- What to work on
Transcribe all the entries word for word, omitting any pictures they contain.
::: Supplied data :::
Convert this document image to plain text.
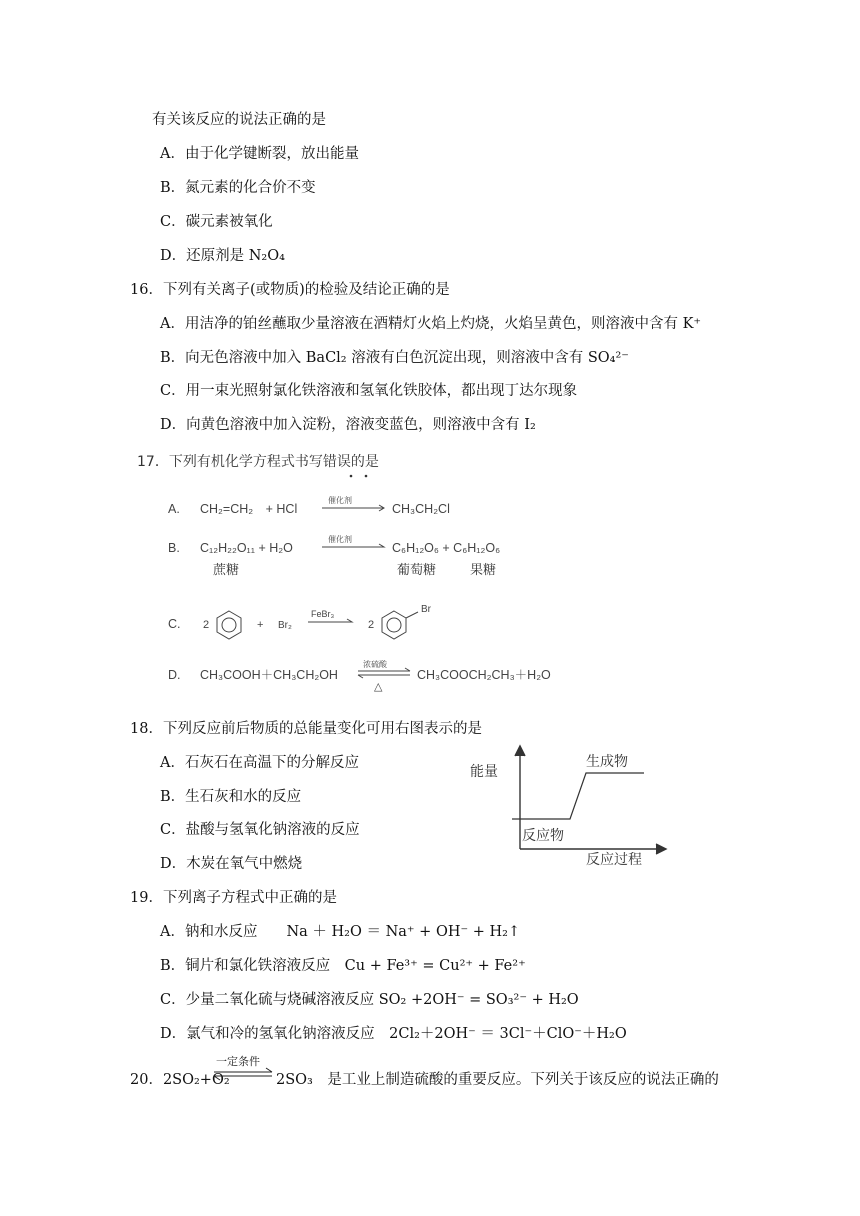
有关该反应的说法正确的是
A．由于化学键断裂，放出能量
B．氮元素的化合价不变
C．碳元素被氧化
D．还原剂是 N₂O₄
16．下列有关离子(或物质)的检验及结论正确的是
A．用洁净的铂丝蘸取少量溶液在酒精灯火焰上灼烧，火焰呈黄色，则溶液中含有 K⁺
B．向无色溶液中加入 BaCl₂ 溶液有白色沉淀出现，则溶液中含有 SO₄²⁻
C．用一束光照射氯化铁溶液和氢氧化铁胶体，都出现丁达尔现象
D．向黄色溶液中加入淀粉，溶液变蓝色，则溶液中含有 I₂
17．下列有机化学方程式书写错误的是
A. CH₂=CH₂　+ HCl
催化剂
CH₃CH₂Cl
B. C₁₂H₂₂O₁₁ + H₂O
催化剂
C₆H₁₂O₆ + C₆H₁₂O₆
蔗糖	葡萄糖	果糖
C. 2	+ Br₂
FeBr₃
2
Br
D. CH₃COOH＋CH₃CH₂OH
浓硫酸
△
CH₃COOCH₂CH₃＋H₂O
18．下列反应前后物质的总能量变化可用右图表示的是
A．石灰石在高温下的分解反应
B．生石灰和水的反应
C．盐酸与氢氧化钠溶液的反应
D．木炭在氧气中燃烧
能量
生成物
反应物
反应过程
19．下列离子方程式中正确的是
A．钠和水反应　　Na ＋ H₂O ＝ Na⁺ + OH⁻ + H₂↑
B．铜片和氯化铁溶液反应　Cu + Fe³⁺ = Cu²⁺ + Fe²⁺
C．少量二氧化硫与烧碱溶液反应 SO₂ +2OH⁻ = SO₃²⁻ + H₂O
D．氯气和冷的氢氧化钠溶液反应　2Cl₂＋2OH⁻ ＝ 3Cl⁻＋ClO⁻＋H₂O
20．2SO₂+O₂
一定条件
2SO₃　是工业上制造硫酸的重要反应。下列关于该反应的说法正确的
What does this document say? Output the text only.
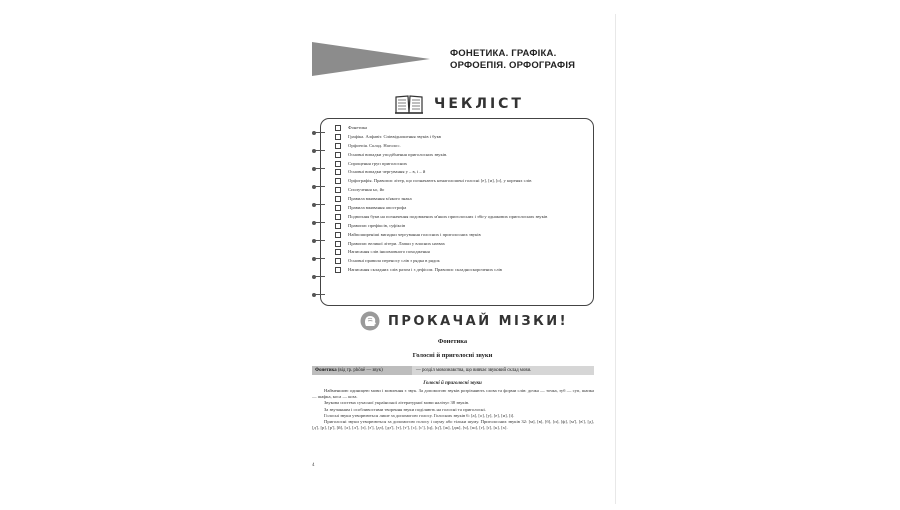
ФОНЕТИКА. ГРАФІКА.
ОРФОЕПІЯ. ОРФОГРАФІЯ
ЧЕКЛІСТ
Фонетика
Графіка. Алфавіт. Співвідношення звуків і букв
Орфоепія. Склад. Наголос.
Основні випадки уподібнення приголосних звуків.
Спрощення груп приголосних
Основні випадки чергування у – в, і – й
Орфографія. Правопис літер, що позначають ненаголошені голосні [е], [и], [о], у коренях слів
Сполучення ьо, йо
Правила вживання м'якого знака
Правила вживання апострофа
Подвоєння букв на позначення подовжених м'яких приголосних і збігу однакових приголосних звуків
Правопис префіксів, суфіксів
Найпоширеніші випадки чергування голосних і приголосних звуків
Правопис великої літери. Лапки у власних назвах
Написання слів іншомовного походження
Основні правила переносу слів з рядка в рядок
Написання складних слів разом і з дефісом. Правопис складноскорочених слів
ПРОКАЧАЙ МІЗКИ!
Фонетика
Голосні й приголосні звуки
Фонетика (від гр. phōnē — звук)	— розділ мовознавства, що вивчає звуковий склад мови.
Голосні й приголосні звуки

Найменшою одиницею мови і мовлення є звук. За допомогою звуків розрізняють слова та форми слів: дочка — точка, зуб — суп, шапка — шафка, коса — коза.

Звукова система сучасної української літературної мови налічує 38 звуків.

За звучанням і особливостями творення звуки поділяють на голосні та приголосні.

Голосні звуки утворюються лише за допомогою голосу. Голосних звуків 6: [а], [о], [у], [е], [и], [і].

Приголосні звуки утворюються за допомогою голосу і шуму або тільки шуму. Приголосних звуків 32: [м], [в], [б], [п], [ф], [м'], [в'], [д], [д'], [р], [р'], [й], [л], [л'], [з], [з'], [дз], [дз'], [т], [т'], [с], [с'], [ц], [ц'], [ж], [дж], [ч], [ш], [г], [ґ], [к], [х].

4
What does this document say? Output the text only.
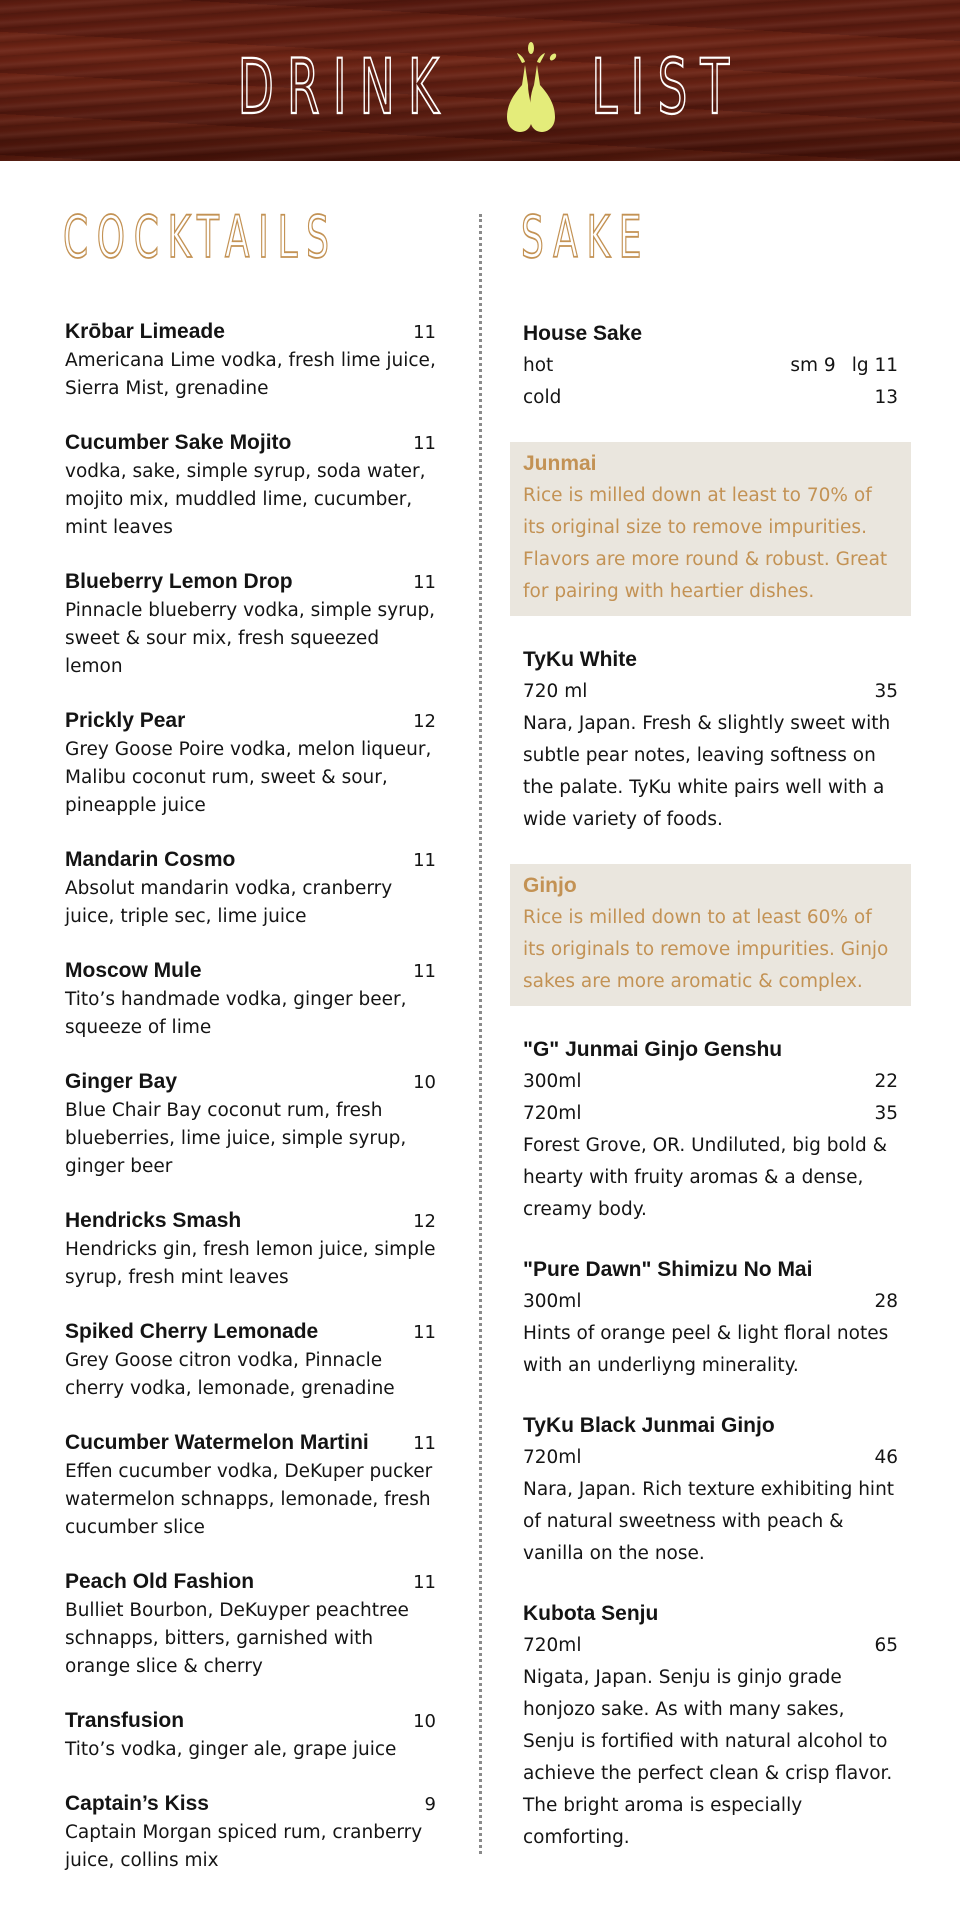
DRINK LIST
COCKTAILS	SAKE
Krōbar Limeade	11
Americana Lime vodka, fresh lime juice, Sierra Mist, grenadine
Cucumber Sake Mojito	11
vodka, sake, simple syrup, soda water, mojito mix, muddled lime, cucumber, mint leaves
Blueberry Lemon Drop	11
Pinnacle blueberry vodka, simple syrup, sweet & sour mix, fresh squeezed lemon
Prickly Pear	12
Grey Goose Poire vodka, melon liqueur, Malibu coconut rum, sweet & sour, pineapple juice
Mandarin Cosmo	11
Absolut mandarin vodka, cranberry juice, triple sec, lime juice
Moscow Mule	11
Tito’s handmade vodka, ginger beer, squeeze of lime
Ginger Bay	10
Blue Chair Bay coconut rum, fresh blueberries, lime juice, simple syrup, ginger beer
Hendricks Smash	12
Hendricks gin, fresh lemon juice, simple syrup, fresh mint leaves
Spiked Cherry Lemonade	11
Grey Goose citron vodka, Pinnacle cherry vodka, lemonade, grenadine
Cucumber Watermelon Martini 11
Effen cucumber vodka, DeKuper pucker watermelon schnapps, lemonade, fresh cucumber slice
Peach Old Fashion	11
Bulliet Bourbon, DeKuyper peachtree schnapps, bitters, garnished with orange slice & cherry
Transfusion	10
Tito’s vodka, ginger ale, grape juice
Captain’s Kiss	9
Captain Morgan spiced rum, cranberry juice, collins mix
House Sake
hot	sm 9 lg 11
cold	13
Junmai
Rice is milled down at least to 70% of its original size to remove impurities. Flavors are more round & robust. Great for pairing with heartier dishes.
TyKu White
720 ml	35
Nara, Japan. Fresh & slightly sweet with subtle pear notes, leaving softness on the palate. TyKu white pairs well with a wide variety of foods.
Ginjo
Rice is milled down to at least 60% of its originals to remove impurities. Ginjo sakes are more aromatic & complex.
"G" Junmai Ginjo Genshu
300ml	22
720ml	35
Forest Grove, OR. Undiluted, big bold & hearty with fruity aromas & a dense, creamy body.
"Pure Dawn" Shimizu No Mai
300ml	28
Hints of orange peel & light floral notes with an underliyng minerality.
TyKu Black Junmai Ginjo
720ml	46
Nara, Japan. Rich texture exhibiting hint of natural sweetness with peach & vanilla on the nose.
Kubota Senju
720ml	65
Nigata, Japan. Senju is ginjo grade honjozo sake. As with many sakes, Senju is fortified with natural alcohol to achieve the perfect clean & crisp flavor. The bright aroma is especially comforting.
:::
- Task result
Convert this document image to plain text.
有关该反应的说法正确的是
A．由于化学键断裂，放出能量
B．氮元素的化合价不变
C．碳元素被氧化
D．还原剂是 N₂O₄
16．下列有关离子(或物质)的检验及结论正确的是
A．用洁净的铂丝蘸取少量溶液在酒精灯火焰上灼烧，火焰呈黄色，则溶液中含有 K⁺
B．向无色溶液中加入 BaCl₂ 溶液有白色沉淀出现，则溶液中含有 SO₄²⁻
C．用一束光照射氯化铁溶液和氢氧化铁胶体，都出现丁达尔现象
D．向黄色溶液中加入淀粉，溶液变蓝色，则溶液中含有 I₂
17．下列有机化学方程式书写错误的是
A. CH₂=CH₂　+ HCl
催化剂
CH₃CH₂Cl
B. C₁₂H₂₂O₁₁ + H₂O
催化剂
C₆H₁₂O₆ + C₆H₁₂O₆
蔗糖	葡萄糖	果糖
C. 2	+ Br₂
FeBr₃
2
Br
D. CH₃COOH＋CH₃CH₂OH
浓硫酸
△
CH₃COOCH₂CH₃＋H₂O
18．下列反应前后物质的总能量变化可用右图表示的是
A．石灰石在高温下的分解反应
B．生石灰和水的反应
C．盐酸与氢氧化钠溶液的反应
D．木炭在氧气中燃烧
能量
生成物
反应物
反应过程
19．下列离子方程式中正确的是
A．钠和水反应　　Na ＋ H₂O ＝ Na⁺ + OH⁻ + H₂↑
B．铜片和氯化铁溶液反应　Cu + Fe³⁺ = Cu²⁺ + Fe²⁺
C．少量二氧化硫与烧碱溶液反应 SO₂ +2OH⁻ = SO₃²⁻ + H₂O
D．氯气和冷的氢氧化钠溶液反应　2Cl₂＋2OH⁻ ＝ 3Cl⁻＋ClO⁻＋H₂O
20．2SO₂+O₂
一定条件
2SO₃　是工业上制造硫酸的重要反应。下列关于该反应的说法正确的
What does this document say? Output the text only.
ФОНЕТИКА. ГРАФІКА.
ОРФОЕПІЯ. ОРФОГРАФІЯ
ЧЕКЛІСТ
Фонетика
Графіка. Алфавіт. Співвідношення звуків і букв
Орфоепія. Склад. Наголос.
Основні випадки уподібнення приголосних звуків.
Спрощення груп приголосних
Основні випадки чергування у – в, і – й
Орфографія. Правопис літер, що позначають ненаголошені голосні [е], [и], [о], у коренях слів
Сполучення ьо, йо
Правила вживання м'якого знака
Правила вживання апострофа
Подвоєння букв на позначення подовжених м'яких приголосних і збігу однакових приголосних звуків
Правопис префіксів, суфіксів
Найпоширеніші випадки чергування голосних і приголосних звуків
Правопис великої літери. Лапки у власних назвах
Написання слів іншомовного походження
Основні правила переносу слів з рядка в рядок
Написання складних слів разом і з дефісом. Правопис складноскорочених слів
ПРОКАЧАЙ МІЗКИ!
Фонетика
Голосні й приголосні звуки
Фонетика (від гр. phōnē — звук)	— розділ мовознавства, що вивчає звуковий склад мови.
Голосні й приголосні звуки

Найменшою одиницею мови і мовлення є звук. За допомогою звуків розрізняють слова та форми слів: дочка — точка, зуб — суп, шапка — шафка, коса — коза.

Звукова система сучасної української літературної мови налічує 38 звуків.

За звучанням і особливостями творення звуки поділяють на голосні та приголосні.

Голосні звуки утворюються лише за допомогою голосу. Голосних звуків 6: [а], [о], [у], [е], [и], [і].

Приголосні звуки утворюються за допомогою голосу і шуму або тільки шуму. Приголосних звуків 32: [м], [в], [б], [п], [ф], [м'], [в'], [д], [д'], [р], [р'], [й], [л], [л'], [з], [з'], [дз], [дз'], [т], [т'], [с], [с'], [ц], [ц'], [ж], [дж], [ч], [ш], [г], [ґ], [к], [х].

4
What does this document say? Output the text only.
DRINK LIST
COCKTAILS	SAKE
Krōbar Limeade	11
Americana Lime vodka, fresh lime juice, Sierra Mist, grenadine
Cucumber Sake Mojito	11
vodka, sake, simple syrup, soda water, mojito mix, muddled lime, cucumber, mint leaves
Blueberry Lemon Drop	11
Pinnacle blueberry vodka, simple syrup, sweet & sour mix, fresh squeezed lemon
Prickly Pear	12
Grey Goose Poire vodka, melon liqueur, Malibu coconut rum, sweet & sour, pineapple juice
Mandarin Cosmo	11
Absolut mandarin vodka, cranberry juice, triple sec, lime juice
Moscow Mule	11
Tito’s handmade vodka, ginger beer, squeeze of lime
Ginger Bay	10
Blue Chair Bay coconut rum, fresh blueberries, lime juice, simple syrup, ginger beer
Hendricks Smash	12
Hendricks gin, fresh lemon juice, simple syrup, fresh mint leaves
Spiked Cherry Lemonade	11
Grey Goose citron vodka, Pinnacle cherry vodka, lemonade, grenadine
Cucumber Watermelon Martini 11
Effen cucumber vodka, DeKuper pucker watermelon schnapps, lemonade, fresh cucumber slice
Peach Old Fashion	11
Bulliet Bourbon, DeKuyper peachtree schnapps, bitters, garnished with orange slice & cherry
Transfusion	10
Tito’s vodka, ginger ale, grape juice
Captain’s Kiss	9
Captain Morgan spiced rum, cranberry juice, collins mix
House Sake
hot	sm 9 lg 11
cold	13
Junmai
Rice is milled down at least to 70% of its original size to remove impurities. Flavors are more round & robust. Great for pairing with heartier dishes.
TyKu White
720 ml	35
Nara, Japan. Fresh & slightly sweet with subtle pear notes, leaving softness on the palate. TyKu white pairs well with a wide variety of foods.
Ginjo
Rice is milled down to at least 60% of its originals to remove impurities. Ginjo sakes are more aromatic & complex.
"G" Junmai Ginjo Genshu
300ml	22
720ml	35
Forest Grove, OR. Undiluted, big bold & hearty with fruity aromas & a dense, creamy body.
"Pure Dawn" Shimizu No Mai
300ml	28
Hints of orange peel & light floral notes with an underliyng minerality.
TyKu Black Junmai Ginjo
720ml	46
Nara, Japan. Rich texture exhibiting hint of natural sweetness with peach & vanilla on the nose.
Kubota Senju
720ml	65
Nigata, Japan. Senju is ginjo grade honjozo sake. As with many sakes, Senju is fortified with natural alcohol to achieve the perfect clean & crisp flavor. The bright aroma is especially comforting.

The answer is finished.